* Data shown:
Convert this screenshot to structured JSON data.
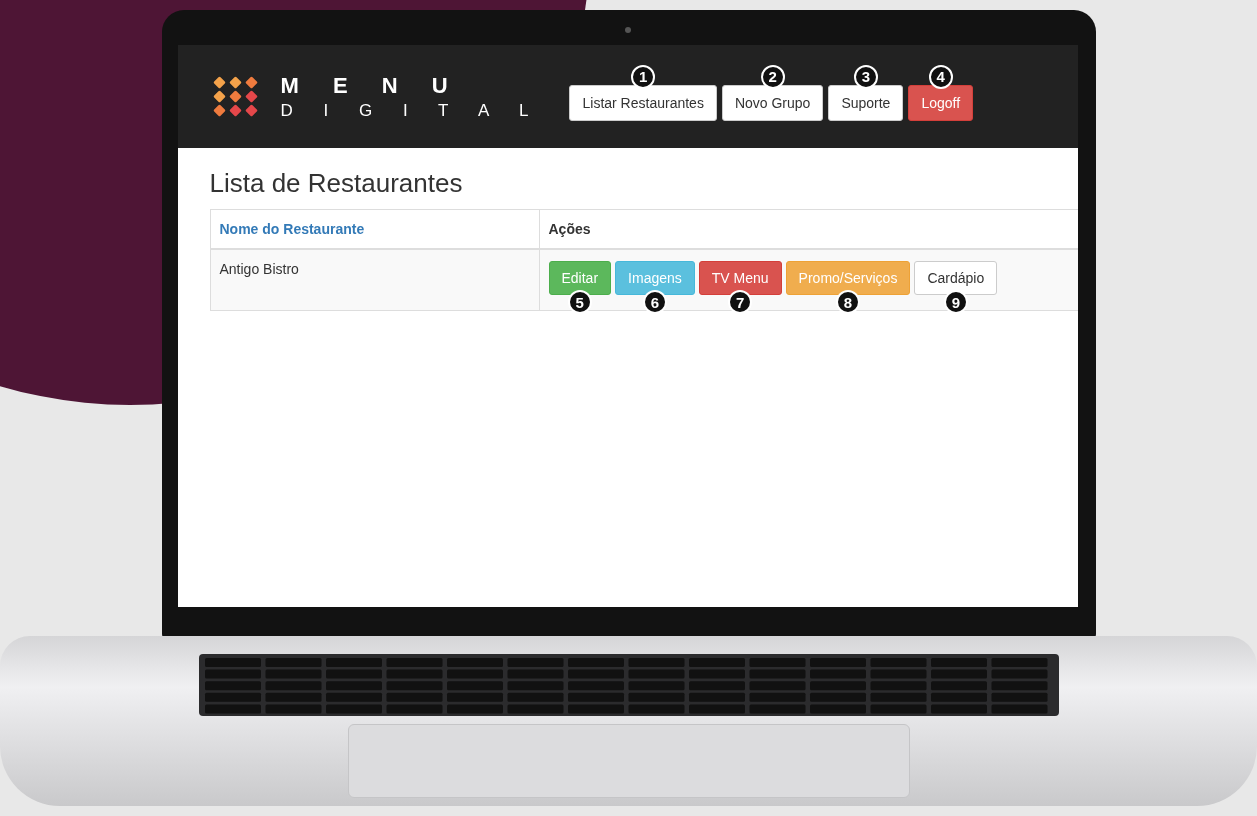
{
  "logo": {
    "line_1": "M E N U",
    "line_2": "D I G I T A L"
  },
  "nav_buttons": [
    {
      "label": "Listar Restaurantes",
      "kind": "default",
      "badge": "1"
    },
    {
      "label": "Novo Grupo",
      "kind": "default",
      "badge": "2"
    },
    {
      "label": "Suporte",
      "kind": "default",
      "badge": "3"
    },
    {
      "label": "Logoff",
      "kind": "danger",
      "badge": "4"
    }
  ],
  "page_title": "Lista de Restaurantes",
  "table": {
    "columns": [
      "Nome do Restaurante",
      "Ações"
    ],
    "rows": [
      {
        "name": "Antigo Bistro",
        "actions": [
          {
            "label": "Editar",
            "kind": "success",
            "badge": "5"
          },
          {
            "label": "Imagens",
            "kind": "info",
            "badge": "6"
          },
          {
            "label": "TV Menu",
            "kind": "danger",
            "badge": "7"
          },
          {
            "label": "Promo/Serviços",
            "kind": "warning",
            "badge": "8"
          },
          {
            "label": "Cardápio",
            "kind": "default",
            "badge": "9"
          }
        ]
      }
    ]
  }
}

* What you are asked to do: Keep the pictures out of your copy, and repeat every entry above exactly.

* Solution to the exercise:
Convert this screenshot to structured JSON data.
{
  "logo": {
    "line_1": "M E N U",
    "line_2": "D I G I T A L"
  },
  "nav_buttons": [
    {
      "label": "Listar Restaurantes",
      "kind": "default",
      "badge": "1"
    },
    {
      "label": "Novo Grupo",
      "kind": "default",
      "badge": "2"
    },
    {
      "label": "Suporte",
      "kind": "default",
      "badge": "3"
    },
    {
      "label": "Logoff",
      "kind": "danger",
      "badge": "4"
    }
  ],
  "page_title": "Lista de Restaurantes",
  "table": {
    "columns": [
      "Nome do Restaurante",
      "Ações"
    ],
    "rows": [
      {
        "name": "Antigo Bistro",
        "actions": [
          {
            "label": "Editar",
            "kind": "success",
            "badge": "5"
          },
          {
            "label": "Imagens",
            "kind": "info",
            "badge": "6"
          },
          {
            "label": "TV Menu",
            "kind": "danger",
            "badge": "7"
          },
          {
            "label": "Promo/Serviços",
            "kind": "warning",
            "badge": "8"
          },
          {
            "label": "Cardápio",
            "kind": "default",
            "badge": "9"
          }
        ]
      }
    ]
  }
}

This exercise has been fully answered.